## start

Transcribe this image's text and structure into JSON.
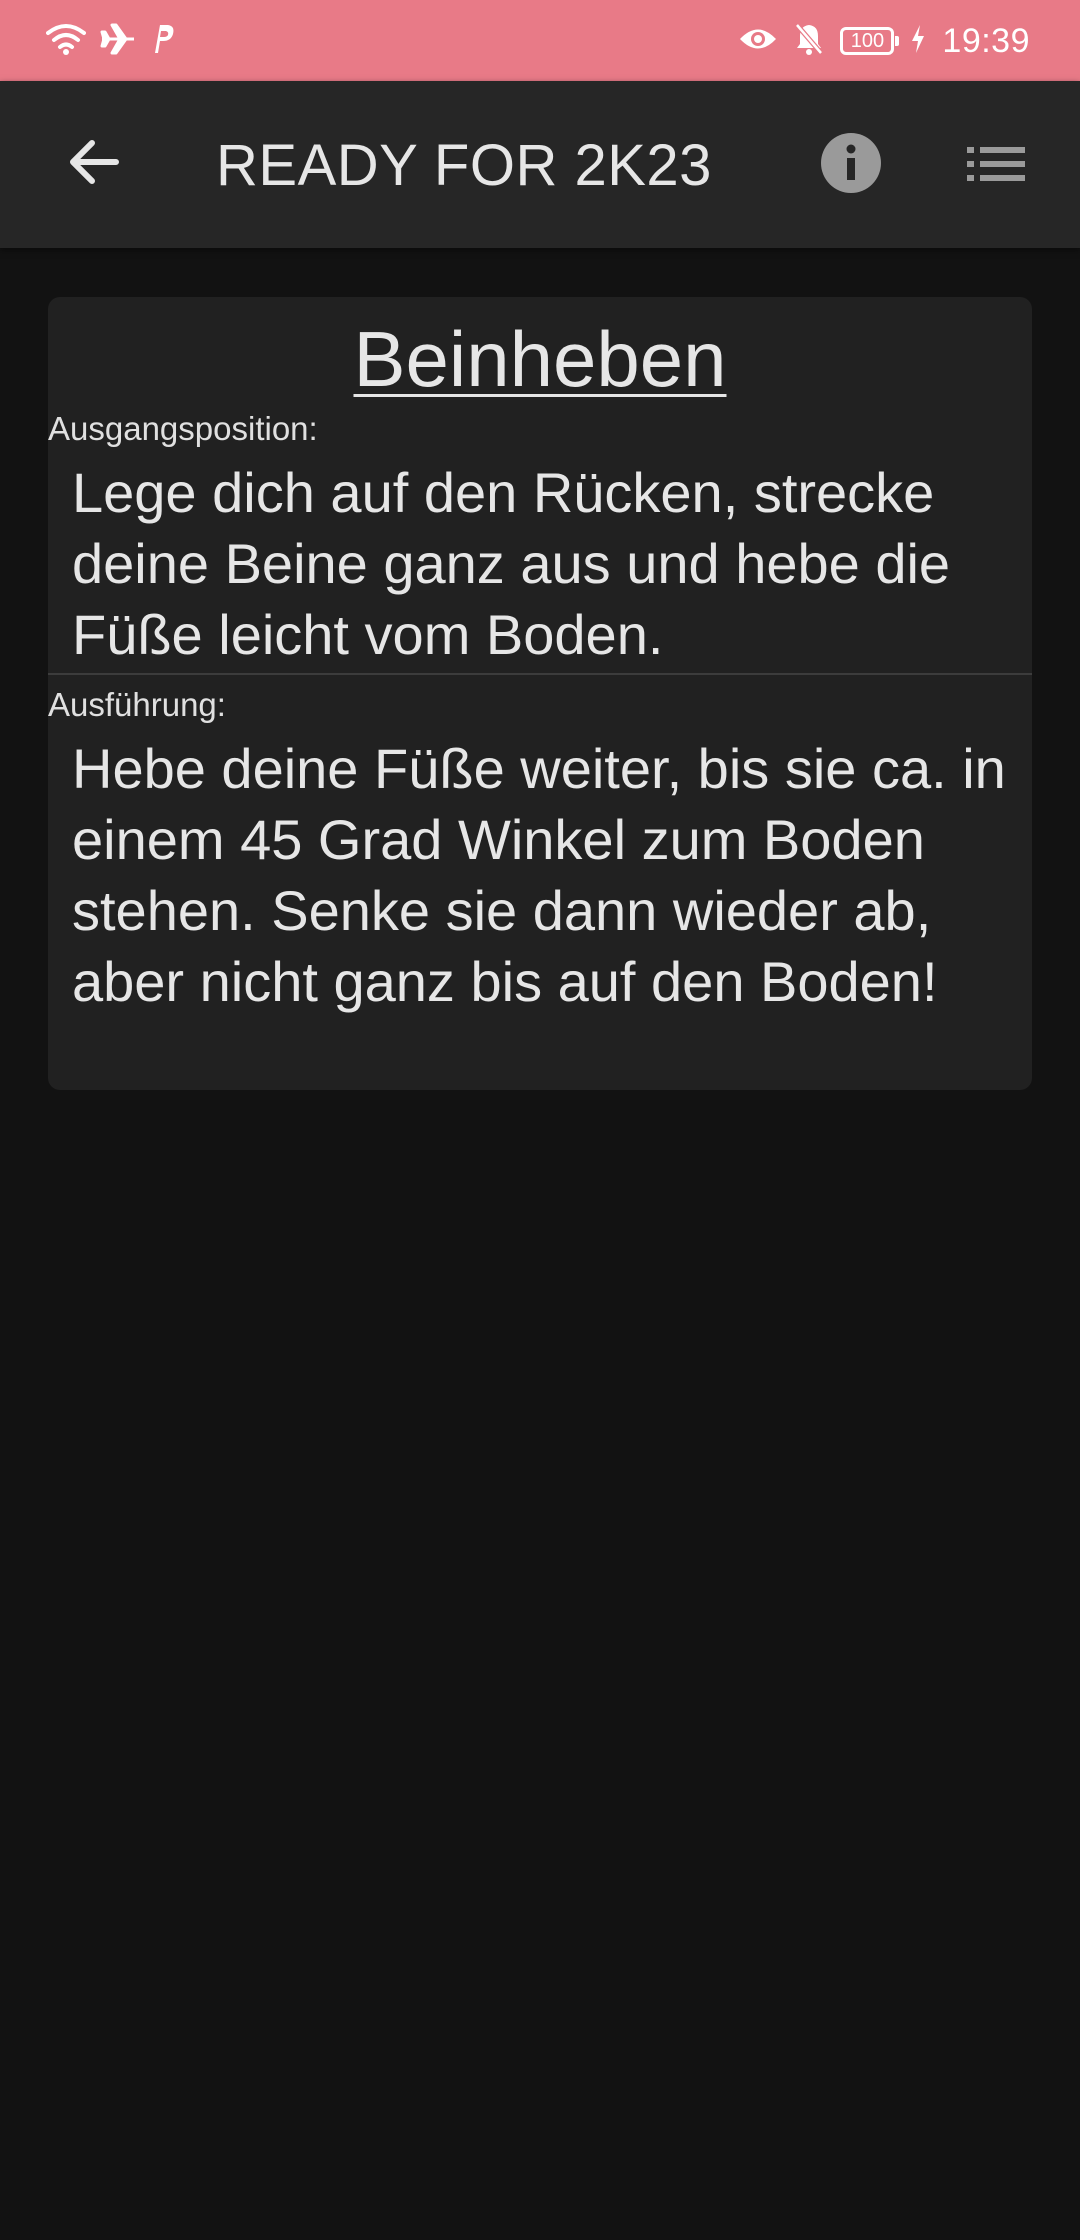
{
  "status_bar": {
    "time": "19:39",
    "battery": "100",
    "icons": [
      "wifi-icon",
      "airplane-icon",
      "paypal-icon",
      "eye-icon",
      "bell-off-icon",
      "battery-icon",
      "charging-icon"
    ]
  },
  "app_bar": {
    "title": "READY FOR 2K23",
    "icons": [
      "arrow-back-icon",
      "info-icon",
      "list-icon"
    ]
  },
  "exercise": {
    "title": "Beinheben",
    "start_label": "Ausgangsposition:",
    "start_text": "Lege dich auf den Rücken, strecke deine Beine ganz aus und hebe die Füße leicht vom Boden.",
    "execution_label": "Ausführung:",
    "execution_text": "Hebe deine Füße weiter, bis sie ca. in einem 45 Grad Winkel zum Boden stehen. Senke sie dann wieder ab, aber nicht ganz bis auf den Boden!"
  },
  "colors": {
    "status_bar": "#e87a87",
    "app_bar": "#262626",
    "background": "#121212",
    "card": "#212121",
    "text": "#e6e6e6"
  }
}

## end

* EXERCISE GOAL
Write out every entry again word for word, without any of the pictures.

* SOLUTION FOR THIS PROBLEM
Transcribe this image's text and structure into JSON.
{
  "status_bar": {
    "time": "19:39",
    "battery": "100",
    "icons": [
      "wifi-icon",
      "airplane-icon",
      "paypal-icon",
      "eye-icon",
      "bell-off-icon",
      "battery-icon",
      "charging-icon"
    ]
  },
  "app_bar": {
    "title": "READY FOR 2K23",
    "icons": [
      "arrow-back-icon",
      "info-icon",
      "list-icon"
    ]
  },
  "exercise": {
    "title": "Beinheben",
    "start_label": "Ausgangsposition:",
    "start_text": "Lege dich auf den Rücken, strecke deine Beine ganz aus und hebe die Füße leicht vom Boden.",
    "execution_label": "Ausführung:",
    "execution_text": "Hebe deine Füße weiter, bis sie ca. in einem 45 Grad Winkel zum Boden stehen. Senke sie dann wieder ab, aber nicht ganz bis auf den Boden!"
  },
  "colors": {
    "status_bar": "#e87a87",
    "app_bar": "#262626",
    "background": "#121212",
    "card": "#212121",
    "text": "#e6e6e6"
  }
}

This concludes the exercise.